Leaving out the pictures, transcribe all of the records faithfully.
::: Supplied data :::
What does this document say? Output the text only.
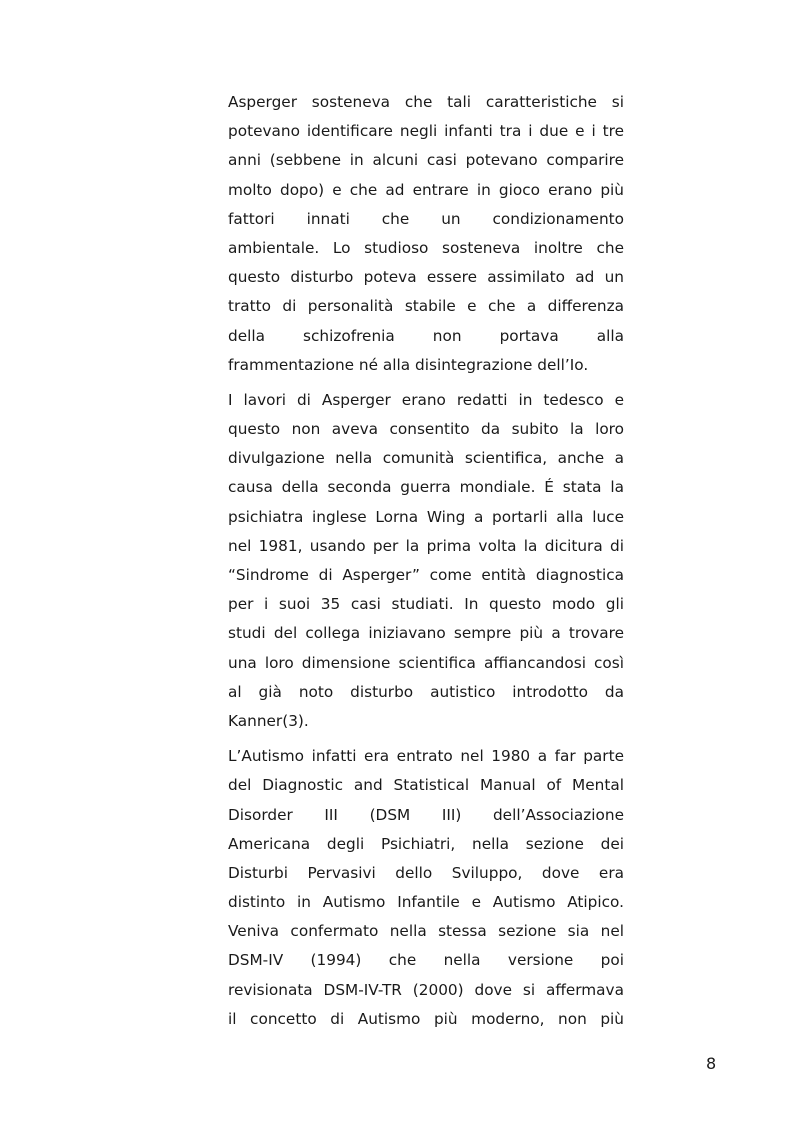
Asperger sosteneva che tali caratteristiche si
potevano identificare negli infanti tra i due e i tre
anni (sebbene in alcuni casi potevano comparire
molto dopo) e che ad entrare in gioco erano più
fattori innati che un condizionamento
ambientale. Lo studioso sosteneva inoltre che
questo disturbo poteva essere assimilato ad un
tratto di personalità stabile e che a differenza
della schizofrenia non portava alla
frammentazione né alla disintegrazione dell’Io.
I lavori di Asperger erano redatti in tedesco e
questo non aveva consentito da subito la loro
divulgazione nella comunità scientifica, anche a
causa della seconda guerra mondiale. É stata la
psichiatra inglese Lorna Wing a portarli alla luce
nel 1981, usando per la prima volta la dicitura di
“Sindrome di Asperger” come entità diagnostica
per i suoi 35 casi studiati. In questo modo gli
studi del collega iniziavano sempre più a trovare
una loro dimensione scientifica affiancandosi così
al già noto disturbo autistico introdotto da
Kanner(3).
L’Autismo infatti era entrato nel 1980 a far parte
del Diagnostic and Statistical Manual of Mental
Disorder III (DSM III) dell’Associazione
Americana degli Psichiatri, nella sezione dei
Disturbi Pervasivi dello Sviluppo, dove era
distinto in Autismo Infantile e Autismo Atipico.
Veniva confermato nella stessa sezione sia nel
DSM-IV (1994) che nella versione poi
revisionata DSM-IV-TR (2000) dove si affermava
il concetto di Autismo più moderno, non più
8
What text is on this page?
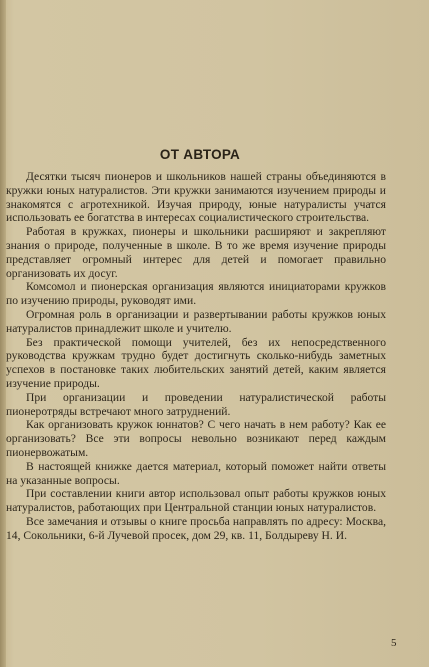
ОТ АВТОРА

Десятки тысяч пионеров и школьников нашей страны объединяются в кружки юных натуралистов. Эти кружки занимаются изучением природы и знакомятся с агротехникой. Изучая природу, юные натуралисты учатся использовать ее богатства в интересах социалистического строительства.

Работая в кружках, пионеры и школьники расширяют и закрепляют знания о природе, полученные в школе. В то же время изучение природы представляет огромный интерес для детей и помогает правильно организовать их досуг.

Комсомол и пионерская организация являются инициаторами кружков по изучению природы, руководят ими.

Огромная роль в организации и развертывании работы кружков юных натуралистов принадлежит школе и учителю.

Без практической помощи учителей, без их непосредственного руководства кружкам трудно будет достигнуть сколько-нибудь заметных успехов в постановке таких любительских занятий детей, каким является изучение природы.

При организации и проведении натуралистической работы пионеротряды встречают много затруднений.

Как организовать кружок юннатов? С чего начать в нем работу? Как ее организовать? Все эти вопросы невольно возникают перед каждым пионервожатым.

В настоящей книжке дается материал, который поможет найти ответы на указанные вопросы.

При составлении книги автор использовал опыт работы кружков юных натуралистов, работающих при Центральной станции юных натуралистов.

Все замечания и отзывы о книге просьба направлять по адресу: Москва, 14, Сокольники, 6-й Лучевой просек, дом 29, кв. 11, Болдыреву Н. И.

5
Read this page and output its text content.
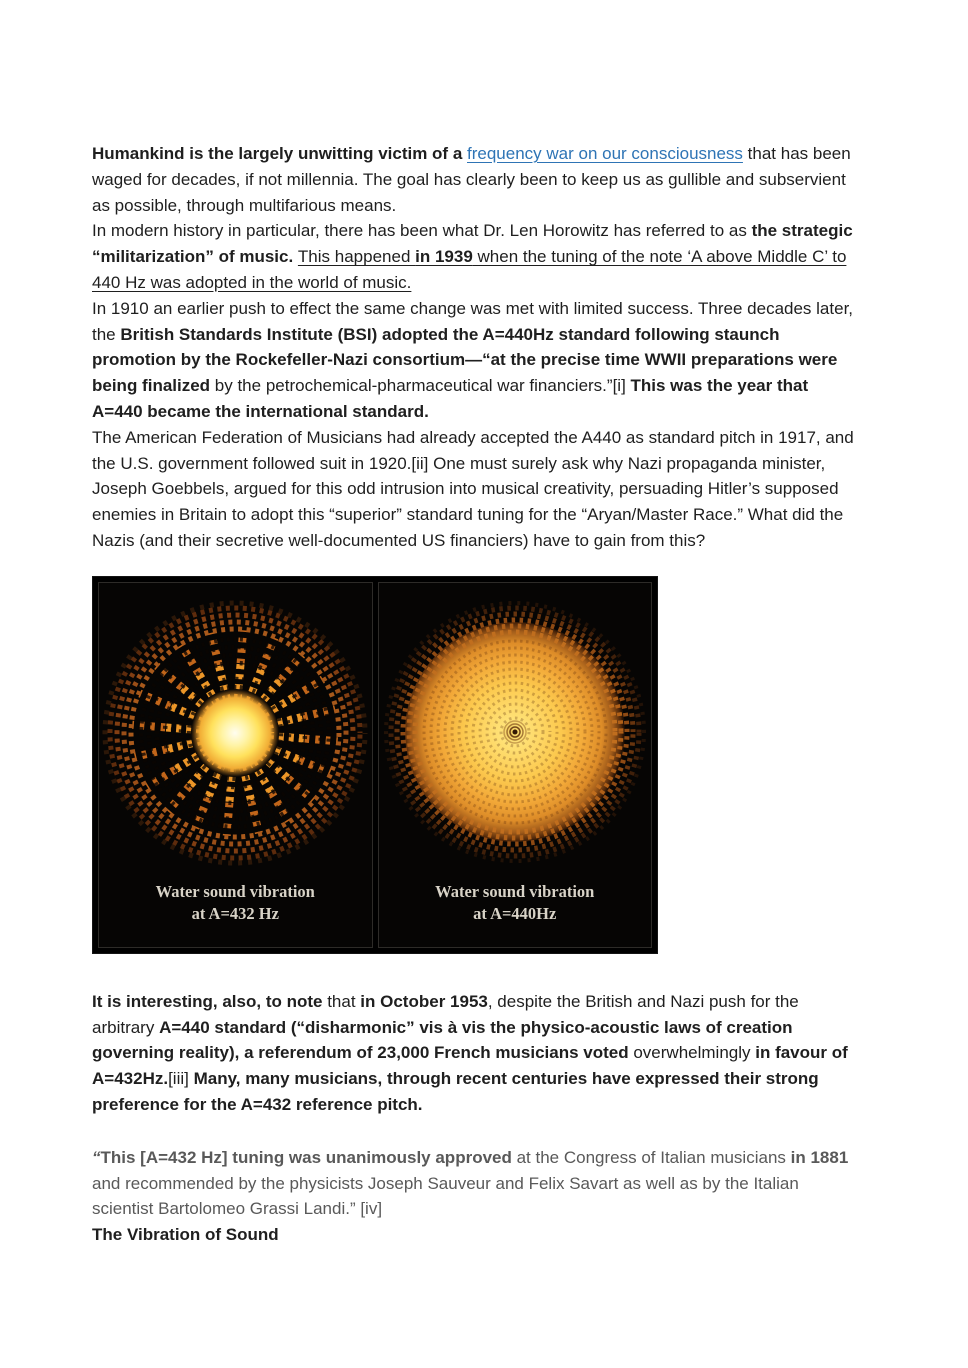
Humankind is the largely unwitting victim of a frequency war on our consciousness that has been waged for decades, if not millennia. The goal has clearly been to keep us as gullible and subservient as possible, through multifarious means.

In modern history in particular, there has been what Dr. Len Horowitz has referred to as the strategic “militarization” of music. This happened in 1939 when the tuning of the note ‘A above Middle C’ to 440 Hz was adopted in the world of music.

In 1910 an earlier push to effect the same change was met with limited success. Three decades later, the British Standards Institute (BSI) adopted the A=440Hz standard following staunch promotion by the Rockefeller-Nazi consortium—“at the precise time WWII preparations were being finalized by the petrochemical-pharmaceutical war financiers.”[i] This was the year that A=440 became the international standard.

The American Federation of Musicians had already accepted the A440 as standard pitch in 1917, and the U.S. government followed suit in 1920.[ii] One must surely ask why Nazi propaganda minister, Joseph Goebbels, argued for this odd intrusion into musical creativity, persuading Hitler’s supposed enemies in Britain to adopt this “superior” standard tuning for the “Aryan/Master Race.” What did the Nazis (and their secretive well-documented US financiers) have to gain from this?

Water sound vibration
at A=432 Hz
Water sound vibration
at A=440Hz

It is interesting, also, to note that in October 1953, despite the British and Nazi push for the arbitrary A=440 standard (“disharmonic” vis à vis the physico-acoustic laws of creation governing reality), a referendum of 23,000 French musicians voted overwhelmingly in favour of A=432Hz.[iii] Many, many musicians, through recent centuries have expressed their strong preference for the A=432 reference pitch.

“This [A=432 Hz] tuning was unanimously approved at the Congress of Italian musicians in 1881 and recommended by the physicists Joseph Sauveur and Felix Savart as well as by the Italian scientist Bartolomeo Grassi Landi.” [iv]

The Vibration of Sound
:::
Task response.
What does this document say? Output the text only.
Asperger sosteneva che tali caratteristiche si
potevano identificare negli infanti tra i due e i tre
anni (sebbene in alcuni casi potevano comparire
molto dopo) e che ad entrare in gioco erano più
fattori innati che un condizionamento
ambientale. Lo studioso sosteneva inoltre che
questo disturbo poteva essere assimilato ad un
tratto di personalità stabile e che a differenza
della schizofrenia non portava alla
frammentazione né alla disintegrazione dell’Io.
I lavori di Asperger erano redatti in tedesco e
questo non aveva consentito da subito la loro
divulgazione nella comunità scientifica, anche a
causa della seconda guerra mondiale. É stata la
psichiatra inglese Lorna Wing a portarli alla luce
nel 1981, usando per la prima volta la dicitura di
“Sindrome di Asperger” come entità diagnostica
per i suoi 35 casi studiati. In questo modo gli
studi del collega iniziavano sempre più a trovare
una loro dimensione scientifica affiancandosi così
al già noto disturbo autistico introdotto da
Kanner(3).
L’Autismo infatti era entrato nel 1980 a far parte
del Diagnostic and Statistical Manual of Mental
Disorder III (DSM III) dell’Associazione
Americana degli Psichiatri, nella sezione dei
Disturbi Pervasivi dello Sviluppo, dove era
distinto in Autismo Infantile e Autismo Atipico.
Veniva confermato nella stessa sezione sia nel
DSM-IV (1994) che nella versione poi
revisionata DSM-IV-TR (2000) dove si affermava
il concetto di Autismo più moderno, non più
8
What text is on this page?
ОТ АВТОРА

Десятки тысяч пионеров и школьников нашей страны объединяются в кружки юных натуралистов. Эти кружки занимаются изучением природы и знакомятся с агротехникой. Изучая природу, юные натуралисты учатся использовать ее богатства в интересах социалистического строительства.

Работая в кружках, пионеры и школьники расширяют и закрепляют знания о природе, полученные в школе. В то же время изучение природы представляет огромный интерес для детей и помогает правильно организовать их досуг.

Комсомол и пионерская организация являются инициаторами кружков по изучению природы, руководят ими.

Огромная роль в организации и развертывании работы кружков юных натуралистов принадлежит школе и учителю.

Без практической помощи учителей, без их непосредственного руководства кружкам трудно будет достигнуть сколько-нибудь заметных успехов в постановке таких любительских занятий детей, каким является изучение природы.

При организации и проведении натуралистической работы пионеротряды встречают много затруднений.

Как организовать кружок юннатов? С чего начать в нем работу? Как ее организовать? Все эти вопросы невольно возникают перед каждым пионервожатым.

В настоящей книжке дается материал, который поможет найти ответы на указанные вопросы.

При составлении книги автор использовал опыт работы кружков юных натуралистов, работающих при Центральной станции юных натуралистов.

Все замечания и отзывы о книге просьба направлять по адресу: Москва, 14, Сокольники, 6-й Лучевой просек, дом 29, кв. 11, Болдыреву Н. И.

5
Read this page and output its text content.
Humankind is the largely unwitting victim of a frequency war on our consciousness that has been waged for decades, if not millennia. The goal has clearly been to keep us as gullible and subservient as possible, through multifarious means.

In modern history in particular, there has been what Dr. Len Horowitz has referred to as the strategic “militarization” of music. This happened in 1939 when the tuning of the note ‘A above Middle C’ to 440 Hz was adopted in the world of music.

In 1910 an earlier push to effect the same change was met with limited success. Three decades later, the British Standards Institute (BSI) adopted the A=440Hz standard following staunch promotion by the Rockefeller-Nazi consortium—“at the precise time WWII preparations were being finalized by the petrochemical-pharmaceutical war financiers.”[i] This was the year that A=440 became the international standard.

The American Federation of Musicians had already accepted the A440 as standard pitch in 1917, and the U.S. government followed suit in 1920.[ii] One must surely ask why Nazi propaganda minister, Joseph Goebbels, argued for this odd intrusion into musical creativity, persuading Hitler’s supposed enemies in Britain to adopt this “superior” standard tuning for the “Aryan/Master Race.” What did the Nazis (and their secretive well-documented US financiers) have to gain from this?

Water sound vibration
at A=432 Hz
Water sound vibration
at A=440Hz

It is interesting, also, to note that in October 1953, despite the British and Nazi push for the arbitrary A=440 standard (“disharmonic” vis à vis the physico-acoustic laws of creation governing reality), a referendum of 23,000 French musicians voted overwhelmingly in favour of A=432Hz.[iii] Many, many musicians, through recent centuries have expressed their strong preference for the A=432 reference pitch.

“This [A=432 Hz] tuning was unanimously approved at the Congress of Italian musicians in 1881 and recommended by the physicists Joseph Sauveur and Felix Savart as well as by the Italian scientist Bartolomeo Grassi Landi.” [iv]

The Vibration of Sound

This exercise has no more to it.